**Job**. Copy out each line that includes the word "Output".

..............................

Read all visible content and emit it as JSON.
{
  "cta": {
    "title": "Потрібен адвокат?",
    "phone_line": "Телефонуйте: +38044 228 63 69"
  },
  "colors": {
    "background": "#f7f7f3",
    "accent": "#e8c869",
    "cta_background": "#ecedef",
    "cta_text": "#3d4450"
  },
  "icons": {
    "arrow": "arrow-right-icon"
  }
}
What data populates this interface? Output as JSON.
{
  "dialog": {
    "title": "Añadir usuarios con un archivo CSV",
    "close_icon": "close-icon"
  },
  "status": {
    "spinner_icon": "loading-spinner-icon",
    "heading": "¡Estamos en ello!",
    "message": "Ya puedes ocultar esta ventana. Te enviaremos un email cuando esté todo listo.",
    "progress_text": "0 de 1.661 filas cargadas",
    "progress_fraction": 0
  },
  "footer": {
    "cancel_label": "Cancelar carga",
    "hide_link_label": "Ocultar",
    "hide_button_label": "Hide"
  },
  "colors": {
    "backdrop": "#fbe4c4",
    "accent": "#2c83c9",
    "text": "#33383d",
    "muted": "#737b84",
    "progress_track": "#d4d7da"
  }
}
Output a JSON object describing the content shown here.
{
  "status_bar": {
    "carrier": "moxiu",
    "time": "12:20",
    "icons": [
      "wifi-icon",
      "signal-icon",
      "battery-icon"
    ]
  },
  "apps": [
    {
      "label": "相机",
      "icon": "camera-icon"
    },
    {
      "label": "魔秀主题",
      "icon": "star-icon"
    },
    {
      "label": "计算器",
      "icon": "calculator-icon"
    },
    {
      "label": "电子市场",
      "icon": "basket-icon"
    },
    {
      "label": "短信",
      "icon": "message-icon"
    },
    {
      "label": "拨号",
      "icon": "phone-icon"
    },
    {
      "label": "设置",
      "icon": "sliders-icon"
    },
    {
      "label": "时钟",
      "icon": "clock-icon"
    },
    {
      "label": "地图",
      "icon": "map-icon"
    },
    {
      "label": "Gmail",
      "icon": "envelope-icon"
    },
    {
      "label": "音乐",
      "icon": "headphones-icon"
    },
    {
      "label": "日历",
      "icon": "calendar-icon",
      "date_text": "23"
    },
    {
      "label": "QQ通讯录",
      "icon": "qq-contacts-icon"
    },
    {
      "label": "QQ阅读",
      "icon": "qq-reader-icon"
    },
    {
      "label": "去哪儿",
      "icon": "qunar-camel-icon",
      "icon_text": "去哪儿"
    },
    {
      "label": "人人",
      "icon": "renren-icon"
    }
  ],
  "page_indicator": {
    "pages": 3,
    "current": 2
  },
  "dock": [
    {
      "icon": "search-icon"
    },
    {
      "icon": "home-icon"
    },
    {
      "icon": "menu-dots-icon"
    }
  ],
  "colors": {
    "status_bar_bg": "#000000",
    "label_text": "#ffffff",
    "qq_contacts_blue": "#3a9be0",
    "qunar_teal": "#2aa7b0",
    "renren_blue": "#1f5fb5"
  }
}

..............................

**Correct answer**.
What data populates this interface? Output as JSON.
Output a JSON object describing the content shown here.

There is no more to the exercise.